#### [Records provided]
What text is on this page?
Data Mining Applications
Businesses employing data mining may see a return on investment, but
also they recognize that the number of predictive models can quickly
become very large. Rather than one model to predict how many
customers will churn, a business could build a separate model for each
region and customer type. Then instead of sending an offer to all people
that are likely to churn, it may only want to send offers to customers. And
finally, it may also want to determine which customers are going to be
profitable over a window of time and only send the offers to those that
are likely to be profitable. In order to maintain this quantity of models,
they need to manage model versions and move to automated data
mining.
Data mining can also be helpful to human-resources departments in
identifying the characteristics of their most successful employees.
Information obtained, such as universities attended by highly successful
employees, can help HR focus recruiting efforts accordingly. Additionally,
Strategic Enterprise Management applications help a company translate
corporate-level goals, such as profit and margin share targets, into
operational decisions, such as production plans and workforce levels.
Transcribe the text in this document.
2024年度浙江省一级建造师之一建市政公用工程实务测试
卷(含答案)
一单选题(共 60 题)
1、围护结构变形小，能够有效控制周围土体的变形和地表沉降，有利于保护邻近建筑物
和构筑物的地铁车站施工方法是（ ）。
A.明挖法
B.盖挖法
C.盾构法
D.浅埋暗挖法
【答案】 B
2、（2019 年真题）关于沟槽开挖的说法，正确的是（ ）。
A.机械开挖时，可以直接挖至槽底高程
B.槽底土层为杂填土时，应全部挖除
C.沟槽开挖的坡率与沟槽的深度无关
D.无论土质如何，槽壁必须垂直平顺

#### [Exercise directions]
Extract all lines from the material above that include the word "such".

#### [Reply to the exercise]
Information obtained, such as universities attended by highly successful
corporate-level goals, such as profit and margin share targets, into
operational decisions, such as production plans and workforce levels.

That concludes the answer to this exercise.